* **WHAT IS EXPECTED**: Quote all entries in full, exactly.

Recorded data
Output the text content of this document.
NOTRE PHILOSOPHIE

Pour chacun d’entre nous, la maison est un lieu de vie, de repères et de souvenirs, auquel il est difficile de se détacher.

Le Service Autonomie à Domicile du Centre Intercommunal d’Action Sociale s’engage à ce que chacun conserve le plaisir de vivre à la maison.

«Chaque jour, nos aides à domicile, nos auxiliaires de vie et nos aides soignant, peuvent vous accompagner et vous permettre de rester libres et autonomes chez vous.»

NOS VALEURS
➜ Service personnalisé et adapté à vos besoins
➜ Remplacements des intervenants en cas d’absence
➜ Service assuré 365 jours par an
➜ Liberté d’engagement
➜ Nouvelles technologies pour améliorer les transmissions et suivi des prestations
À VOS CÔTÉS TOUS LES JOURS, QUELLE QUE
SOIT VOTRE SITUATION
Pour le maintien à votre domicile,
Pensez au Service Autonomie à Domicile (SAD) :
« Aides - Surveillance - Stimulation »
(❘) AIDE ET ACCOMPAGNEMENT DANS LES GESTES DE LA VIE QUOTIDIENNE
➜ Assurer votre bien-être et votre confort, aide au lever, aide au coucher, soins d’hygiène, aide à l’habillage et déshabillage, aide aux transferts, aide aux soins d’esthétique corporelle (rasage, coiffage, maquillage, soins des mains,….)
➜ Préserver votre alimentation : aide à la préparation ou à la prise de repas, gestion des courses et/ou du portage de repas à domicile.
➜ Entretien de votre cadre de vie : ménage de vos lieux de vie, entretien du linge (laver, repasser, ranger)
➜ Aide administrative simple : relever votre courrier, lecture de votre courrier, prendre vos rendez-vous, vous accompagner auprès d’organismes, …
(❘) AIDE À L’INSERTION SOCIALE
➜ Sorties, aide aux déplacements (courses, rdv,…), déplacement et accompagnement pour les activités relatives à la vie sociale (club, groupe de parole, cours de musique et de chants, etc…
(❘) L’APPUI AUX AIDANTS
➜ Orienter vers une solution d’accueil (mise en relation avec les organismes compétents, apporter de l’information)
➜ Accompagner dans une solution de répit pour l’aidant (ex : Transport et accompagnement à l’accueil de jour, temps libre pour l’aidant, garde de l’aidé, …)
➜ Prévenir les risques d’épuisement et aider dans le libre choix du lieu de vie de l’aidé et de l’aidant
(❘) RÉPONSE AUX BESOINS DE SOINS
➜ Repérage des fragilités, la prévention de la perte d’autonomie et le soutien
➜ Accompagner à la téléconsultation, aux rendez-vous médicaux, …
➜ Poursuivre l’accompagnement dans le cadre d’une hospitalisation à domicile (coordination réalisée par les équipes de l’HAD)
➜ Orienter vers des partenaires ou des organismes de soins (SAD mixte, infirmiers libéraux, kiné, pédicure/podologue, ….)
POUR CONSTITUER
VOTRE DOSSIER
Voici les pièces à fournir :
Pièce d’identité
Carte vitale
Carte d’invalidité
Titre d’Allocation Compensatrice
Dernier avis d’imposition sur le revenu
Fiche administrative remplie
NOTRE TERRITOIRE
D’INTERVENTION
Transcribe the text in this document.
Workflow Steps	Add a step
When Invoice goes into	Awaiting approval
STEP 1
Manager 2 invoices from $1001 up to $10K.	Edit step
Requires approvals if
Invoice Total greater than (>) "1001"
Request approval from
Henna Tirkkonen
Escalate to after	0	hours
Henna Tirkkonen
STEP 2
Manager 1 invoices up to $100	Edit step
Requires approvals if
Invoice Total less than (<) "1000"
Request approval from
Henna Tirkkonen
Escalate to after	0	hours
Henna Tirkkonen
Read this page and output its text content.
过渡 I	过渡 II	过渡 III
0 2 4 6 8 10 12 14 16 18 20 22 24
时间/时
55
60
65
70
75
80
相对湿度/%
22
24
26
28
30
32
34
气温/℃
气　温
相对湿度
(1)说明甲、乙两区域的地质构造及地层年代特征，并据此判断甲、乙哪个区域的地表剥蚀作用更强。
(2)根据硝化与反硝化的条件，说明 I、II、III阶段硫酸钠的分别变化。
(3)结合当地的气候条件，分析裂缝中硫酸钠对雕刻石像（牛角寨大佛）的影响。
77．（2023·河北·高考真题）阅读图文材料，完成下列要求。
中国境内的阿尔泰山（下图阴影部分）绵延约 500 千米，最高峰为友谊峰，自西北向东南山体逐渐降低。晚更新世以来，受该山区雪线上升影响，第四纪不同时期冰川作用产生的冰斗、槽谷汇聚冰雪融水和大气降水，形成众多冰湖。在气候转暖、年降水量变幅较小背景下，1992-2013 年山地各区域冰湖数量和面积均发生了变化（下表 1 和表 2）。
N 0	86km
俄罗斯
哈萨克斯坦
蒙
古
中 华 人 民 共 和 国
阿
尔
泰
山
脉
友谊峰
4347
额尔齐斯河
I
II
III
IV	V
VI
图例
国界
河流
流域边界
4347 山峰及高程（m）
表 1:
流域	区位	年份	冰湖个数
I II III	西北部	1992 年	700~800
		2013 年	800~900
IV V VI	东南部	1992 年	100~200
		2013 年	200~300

* **ANSWER TO THIS TASK**:
Output the text content of this document.
NOTRE PHILOSOPHIE

Pour chacun d’entre nous, la maison est un lieu de vie, de repères et de souvenirs, auquel il est difficile de se détacher.

Le Service Autonomie à Domicile du Centre Intercommunal d’Action Sociale s’engage à ce que chacun conserve le plaisir de vivre à la maison.

«Chaque jour, nos aides à domicile, nos auxiliaires de vie et nos aides soignant, peuvent vous accompagner et vous permettre de rester libres et autonomes chez vous.»

NOS VALEURS
➜ Service personnalisé et adapté à vos besoins
➜ Remplacements des intervenants en cas d’absence
➜ Service assuré 365 jours par an
➜ Liberté d’engagement
➜ Nouvelles technologies pour améliorer les transmissions et suivi des prestations
À VOS CÔTÉS TOUS LES JOURS, QUELLE QUE
SOIT VOTRE SITUATION
Pour le maintien à votre domicile,
Pensez au Service Autonomie à Domicile (SAD) :
« Aides - Surveillance - Stimulation »
(❘) AIDE ET ACCOMPAGNEMENT DANS LES GESTES DE LA VIE QUOTIDIENNE
➜ Assurer votre bien-être et votre confort, aide au lever, aide au coucher, soins d’hygiène, aide à l’habillage et déshabillage, aide aux transferts, aide aux soins d’esthétique corporelle (rasage, coiffage, maquillage, soins des mains,….)
➜ Préserver votre alimentation : aide à la préparation ou à la prise de repas, gestion des courses et/ou du portage de repas à domicile.
➜ Entretien de votre cadre de vie : ménage de vos lieux de vie, entretien du linge (laver, repasser, ranger)
➜ Aide administrative simple : relever votre courrier, lecture de votre courrier, prendre vos rendez-vous, vous accompagner auprès d’organismes, …
(❘) AIDE À L’INSERTION SOCIALE
➜ Sorties, aide aux déplacements (courses, rdv,…), déplacement et accompagnement pour les activités relatives à la vie sociale (club, groupe de parole, cours de musique et de chants, etc…
(❘) L’APPUI AUX AIDANTS
➜ Orienter vers une solution d’accueil (mise en relation avec les organismes compétents, apporter de l’information)
➜ Accompagner dans une solution de répit pour l’aidant (ex : Transport et accompagnement à l’accueil de jour, temps libre pour l’aidant, garde de l’aidé, …)
➜ Prévenir les risques d’épuisement et aider dans le libre choix du lieu de vie de l’aidé et de l’aidant
(❘) RÉPONSE AUX BESOINS DE SOINS
➜ Repérage des fragilités, la prévention de la perte d’autonomie et le soutien
➜ Accompagner à la téléconsultation, aux rendez-vous médicaux, …
➜ Poursuivre l’accompagnement dans le cadre d’une hospitalisation à domicile (coordination réalisée par les équipes de l’HAD)
➜ Orienter vers des partenaires ou des organismes de soins (SAD mixte, infirmiers libéraux, kiné, pédicure/podologue, ….)
POUR CONSTITUER
VOTRE DOSSIER
Voici les pièces à fournir :
Pièce d’identité
Carte vitale
Carte d’invalidité
Titre d’Allocation Compensatrice
Dernier avis d’imposition sur le revenu
Fiche administrative remplie
NOTRE TERRITOIRE
D’INTERVENTION
Transcribe the text in this document.
Workflow Steps	Add a step
When Invoice goes into	Awaiting approval
STEP 1
Manager 2 invoices from $1001 up to $10K.	Edit step
Requires approvals if
Invoice Total greater than (>) "1001"
Request approval from
Henna Tirkkonen
Escalate to after	0	hours
Henna Tirkkonen
STEP 2
Manager 1 invoices up to $100	Edit step
Requires approvals if
Invoice Total less than (<) "1000"
Request approval from
Henna Tirkkonen
Escalate to after	0	hours
Henna Tirkkonen
Read this page and output its text content.
过渡 I	过渡 II	过渡 III
0 2 4 6 8 10 12 14 16 18 20 22 24
时间/时
55
60
65
70
75
80
相对湿度/%
22
24
26
28
30
32
34
气温/℃
气　温
相对湿度
(1)说明甲、乙两区域的地质构造及地层年代特征，并据此判断甲、乙哪个区域的地表剥蚀作用更强。
(2)根据硝化与反硝化的条件，说明 I、II、III阶段硫酸钠的分别变化。
(3)结合当地的气候条件，分析裂缝中硫酸钠对雕刻石像（牛角寨大佛）的影响。
77．（2023·河北·高考真题）阅读图文材料，完成下列要求。
中国境内的阿尔泰山（下图阴影部分）绵延约 500 千米，最高峰为友谊峰，自西北向东南山体逐渐降低。晚更新世以来，受该山区雪线上升影响，第四纪不同时期冰川作用产生的冰斗、槽谷汇聚冰雪融水和大气降水，形成众多冰湖。在气候转暖、年降水量变幅较小背景下，1992-2013 年山地各区域冰湖数量和面积均发生了变化（下表 1 和表 2）。
N 0	86km
俄罗斯
哈萨克斯坦
蒙
古
中 华 人 民 共 和 国
阿
尔
泰
山
脉
友谊峰
4347
额尔齐斯河
I
II
III
IV	V
VI
图例
国界
河流
流域边界
4347 山峰及高程（m）
表 1:
流域	区位	年份	冰湖个数
I II III	西北部	1992 年	700~800
		2013 年	800~900
IV V VI	东南部	1992 年	100~200
		2013 年	200~300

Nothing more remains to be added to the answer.